## WORK TO COMPLETE
Omit all pictures. Copy the rest of the material exactly.
....
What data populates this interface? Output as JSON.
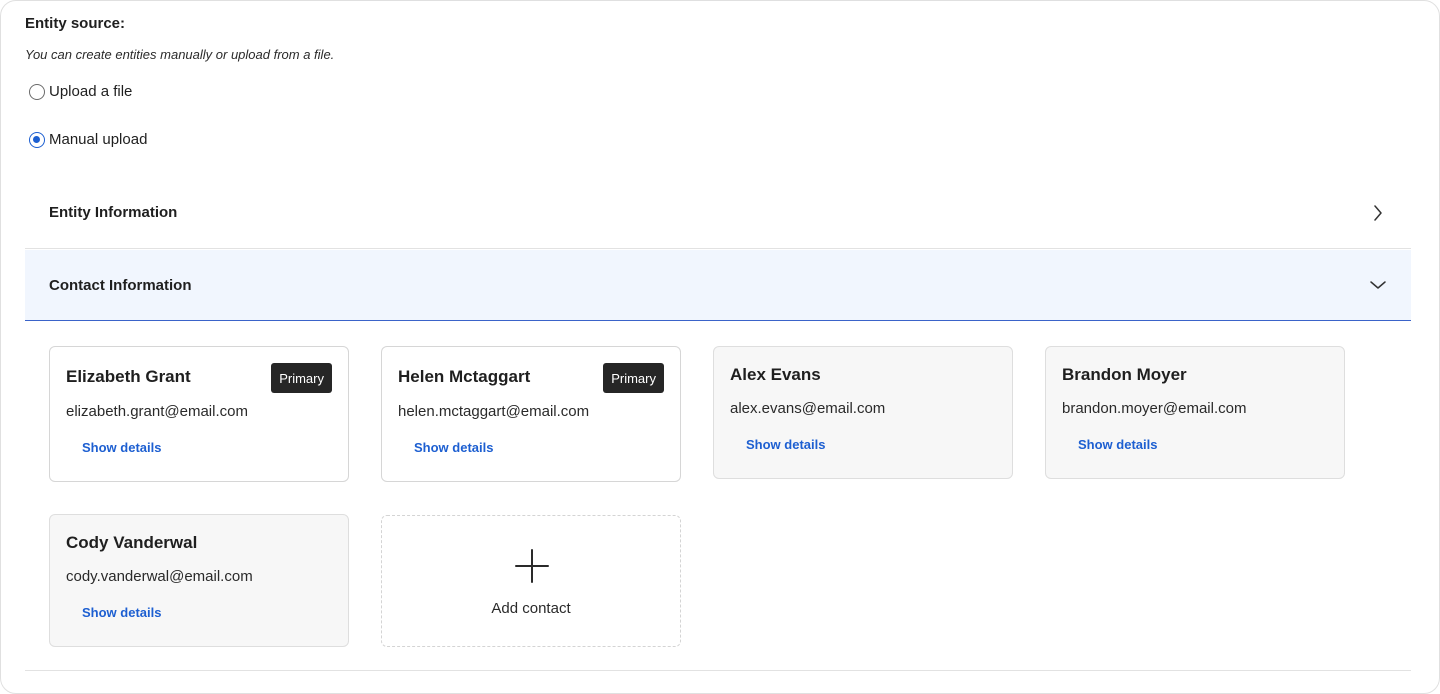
{
  "entity_source": {
    "title": "Entity source:",
    "hint": "You can create entities manually or upload from a file.",
    "options": [
      {
        "label": "Upload a file",
        "selected": false
      },
      {
        "label": "Manual upload",
        "selected": true
      }
    ]
  },
  "sections": {
    "entity_information": {
      "title": "Entity Information",
      "expanded": false,
      "chevron": "chevron-right-icon"
    },
    "contact_information": {
      "title": "Contact Information",
      "expanded": true,
      "chevron": "chevron-down-icon"
    }
  },
  "contacts": [
    {
      "name": "Elizabeth Grant",
      "email": "elizabeth.grant@email.com",
      "badge": "Primary",
      "details_label": "Show details"
    },
    {
      "name": "Helen Mctaggart",
      "email": "helen.mctaggart@email.com",
      "badge": "Primary",
      "details_label": "Show details"
    },
    {
      "name": "Alex Evans",
      "email": "alex.evans@email.com",
      "details_label": "Show details"
    },
    {
      "name": "Brandon Moyer",
      "email": "brandon.moyer@email.com",
      "details_label": "Show details"
    },
    {
      "name": "Cody Vanderwal",
      "email": "cody.vanderwal@email.com",
      "details_label": "Show details"
    }
  ],
  "add_contact": {
    "label": "Add contact",
    "icon": "plus-icon"
  },
  "colors": {
    "accent": "#1d5fd1",
    "section_active_bg": "#f1f6fe",
    "section_active_border": "#3a63c9",
    "badge_bg": "#262626"
  }
}
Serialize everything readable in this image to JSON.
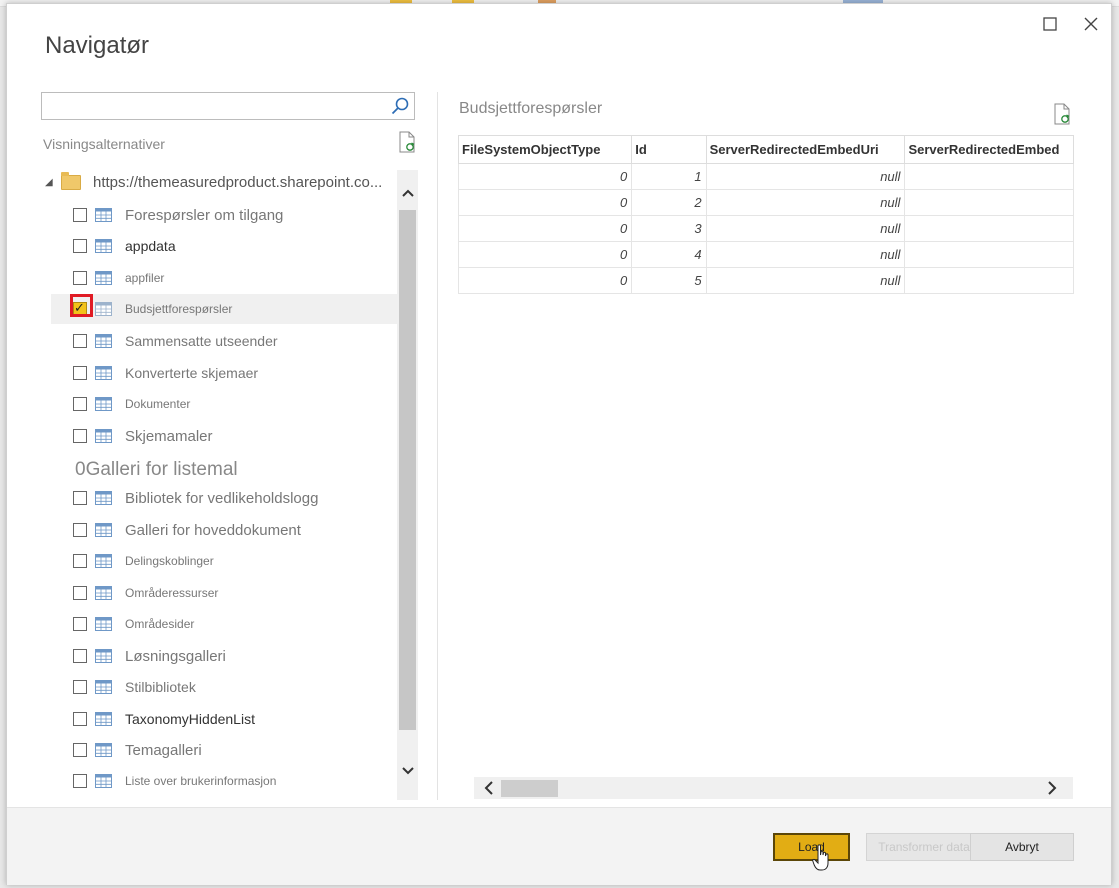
....
## ANSWER FOR THIS EXERCISE
What data populates this interface? Output as JSON.
{
  "entity_source": {
    "title": "Entity source:",
    "hint": "You can create entities manually or upload from a file.",
    "options": [
      {
        "label": "Upload a file",
        "selected": false
      },
      {
        "label": "Manual upload",
        "selected": true
      }
    ]
  },
  "sections": {
    "entity_information": {
      "title": "Entity Information",
      "expanded": false,
      "chevron": "chevron-right-icon"
    },
    "contact_information": {
      "title": "Contact Information",
      "expanded": true,
      "chevron": "chevron-down-icon"
    }
  },
  "contacts": [
    {
      "name": "Elizabeth Grant",
      "email": "elizabeth.grant@email.com",
      "badge": "Primary",
      "details_label": "Show details"
    },
    {
      "name": "Helen Mctaggart",
      "email": "helen.mctaggart@email.com",
      "badge": "Primary",
      "details_label": "Show details"
    },
    {
      "name": "Alex Evans",
      "email": "alex.evans@email.com",
      "details_label": "Show details"
    },
    {
      "name": "Brandon Moyer",
      "email": "brandon.moyer@email.com",
      "details_label": "Show details"
    },
    {
      "name": "Cody Vanderwal",
      "email": "cody.vanderwal@email.com",
      "details_label": "Show details"
    }
  ],
  "add_contact": {
    "label": "Add contact",
    "icon": "plus-icon"
  },
  "colors": {
    "accent": "#1d5fd1",
    "section_active_bg": "#f1f6fe",
    "section_active_border": "#3a63c9",
    "badge_bg": "#262626"
  }
}
Serialize everything readable in this image to JSON.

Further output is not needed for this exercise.